* [Problem statement]: Could every line of the data be printed exactly as it reads?

Start Raw records

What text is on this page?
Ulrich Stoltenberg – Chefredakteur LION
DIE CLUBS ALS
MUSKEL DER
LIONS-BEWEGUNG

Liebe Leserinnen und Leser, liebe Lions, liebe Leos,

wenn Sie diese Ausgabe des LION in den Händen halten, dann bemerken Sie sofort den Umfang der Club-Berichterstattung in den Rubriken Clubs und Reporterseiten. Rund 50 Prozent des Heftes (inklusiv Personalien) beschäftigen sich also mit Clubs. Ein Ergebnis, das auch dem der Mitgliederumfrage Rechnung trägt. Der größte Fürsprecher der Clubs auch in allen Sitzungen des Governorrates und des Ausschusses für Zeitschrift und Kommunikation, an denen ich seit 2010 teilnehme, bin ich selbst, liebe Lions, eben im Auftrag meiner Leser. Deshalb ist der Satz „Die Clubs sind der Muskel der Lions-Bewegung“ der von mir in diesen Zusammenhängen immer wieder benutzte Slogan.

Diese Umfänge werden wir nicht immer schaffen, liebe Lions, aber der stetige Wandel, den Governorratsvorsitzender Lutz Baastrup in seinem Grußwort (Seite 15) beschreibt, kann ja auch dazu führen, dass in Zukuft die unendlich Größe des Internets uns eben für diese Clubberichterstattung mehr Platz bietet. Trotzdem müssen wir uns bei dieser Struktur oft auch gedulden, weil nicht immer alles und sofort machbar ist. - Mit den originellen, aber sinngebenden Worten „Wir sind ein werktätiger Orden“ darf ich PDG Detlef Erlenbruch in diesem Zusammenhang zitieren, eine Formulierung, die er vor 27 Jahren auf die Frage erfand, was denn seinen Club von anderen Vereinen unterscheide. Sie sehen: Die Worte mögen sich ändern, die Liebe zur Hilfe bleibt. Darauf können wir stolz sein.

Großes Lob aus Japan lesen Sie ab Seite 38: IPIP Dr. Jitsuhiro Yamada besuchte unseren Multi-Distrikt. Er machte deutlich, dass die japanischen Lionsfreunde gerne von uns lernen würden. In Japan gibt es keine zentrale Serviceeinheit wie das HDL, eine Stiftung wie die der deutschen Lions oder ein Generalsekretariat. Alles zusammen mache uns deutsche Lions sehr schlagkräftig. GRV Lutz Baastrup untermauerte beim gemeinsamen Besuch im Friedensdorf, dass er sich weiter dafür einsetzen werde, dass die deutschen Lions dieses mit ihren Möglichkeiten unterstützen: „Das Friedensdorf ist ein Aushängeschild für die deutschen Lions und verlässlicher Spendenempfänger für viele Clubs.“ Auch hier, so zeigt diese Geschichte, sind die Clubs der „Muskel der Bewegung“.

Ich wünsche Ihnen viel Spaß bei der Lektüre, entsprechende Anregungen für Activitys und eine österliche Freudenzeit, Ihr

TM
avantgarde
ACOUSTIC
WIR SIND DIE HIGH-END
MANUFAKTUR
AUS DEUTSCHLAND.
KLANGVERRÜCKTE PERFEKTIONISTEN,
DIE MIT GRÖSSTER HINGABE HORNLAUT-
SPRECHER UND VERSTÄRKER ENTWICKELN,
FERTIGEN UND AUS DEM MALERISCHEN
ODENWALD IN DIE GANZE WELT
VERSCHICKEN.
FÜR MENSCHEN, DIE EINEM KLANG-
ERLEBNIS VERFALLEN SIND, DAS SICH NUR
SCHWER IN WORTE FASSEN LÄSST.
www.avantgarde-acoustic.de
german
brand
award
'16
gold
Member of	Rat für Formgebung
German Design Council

End Raw records

* [The reply]:
What text is on this page?
Ulrich Stoltenberg – Chefredakteur LION
DIE CLUBS ALS
MUSKEL DER
LIONS-BEWEGUNG

Liebe Leserinnen und Leser, liebe Lions, liebe Leos,

wenn Sie diese Ausgabe des LION in den Händen halten, dann bemerken Sie sofort den Umfang der Club-Berichterstattung in den Rubriken Clubs und Reporterseiten. Rund 50 Prozent des Heftes (inklusiv Personalien) beschäftigen sich also mit Clubs. Ein Ergebnis, das auch dem der Mitgliederumfrage Rechnung trägt. Der größte Fürsprecher der Clubs auch in allen Sitzungen des Governorrates und des Ausschusses für Zeitschrift und Kommunikation, an denen ich seit 2010 teilnehme, bin ich selbst, liebe Lions, eben im Auftrag meiner Leser. Deshalb ist der Satz „Die Clubs sind der Muskel der Lions-Bewegung“ der von mir in diesen Zusammenhängen immer wieder benutzte Slogan.

Diese Umfänge werden wir nicht immer schaffen, liebe Lions, aber der stetige Wandel, den Governorratsvorsitzender Lutz Baastrup in seinem Grußwort (Seite 15) beschreibt, kann ja auch dazu führen, dass in Zukuft die unendlich Größe des Internets uns eben für diese Clubberichterstattung mehr Platz bietet. Trotzdem müssen wir uns bei dieser Struktur oft auch gedulden, weil nicht immer alles und sofort machbar ist. - Mit den originellen, aber sinngebenden Worten „Wir sind ein werktätiger Orden“ darf ich PDG Detlef Erlenbruch in diesem Zusammenhang zitieren, eine Formulierung, die er vor 27 Jahren auf die Frage erfand, was denn seinen Club von anderen Vereinen unterscheide. Sie sehen: Die Worte mögen sich ändern, die Liebe zur Hilfe bleibt. Darauf können wir stolz sein.

Großes Lob aus Japan lesen Sie ab Seite 38: IPIP Dr. Jitsuhiro Yamada besuchte unseren Multi-Distrikt. Er machte deutlich, dass die japanischen Lionsfreunde gerne von uns lernen würden. In Japan gibt es keine zentrale Serviceeinheit wie das HDL, eine Stiftung wie die der deutschen Lions oder ein Generalsekretariat. Alles zusammen mache uns deutsche Lions sehr schlagkräftig. GRV Lutz Baastrup untermauerte beim gemeinsamen Besuch im Friedensdorf, dass er sich weiter dafür einsetzen werde, dass die deutschen Lions dieses mit ihren Möglichkeiten unterstützen: „Das Friedensdorf ist ein Aushängeschild für die deutschen Lions und verlässlicher Spendenempfänger für viele Clubs.“ Auch hier, so zeigt diese Geschichte, sind die Clubs der „Muskel der Bewegung“.

Ich wünsche Ihnen viel Spaß bei der Lektüre, entsprechende Anregungen für Activitys und eine österliche Freudenzeit, Ihr

TM
avantgarde
ACOUSTIC
WIR SIND DIE HIGH-END
MANUFAKTUR
AUS DEUTSCHLAND.
KLANGVERRÜCKTE PERFEKTIONISTEN,
DIE MIT GRÖSSTER HINGABE HORNLAUT-
SPRECHER UND VERSTÄRKER ENTWICKELN,
FERTIGEN UND AUS DEM MALERISCHEN
ODENWALD IN DIE GANZE WELT
VERSCHICKEN.
FÜR MENSCHEN, DIE EINEM KLANG-
ERLEBNIS VERFALLEN SIND, DAS SICH NUR
SCHWER IN WORTE FASSEN LÄSST.
www.avantgarde-acoustic.de
german
brand
award
'16
gold
Member of	Rat für Formgebung
German Design Council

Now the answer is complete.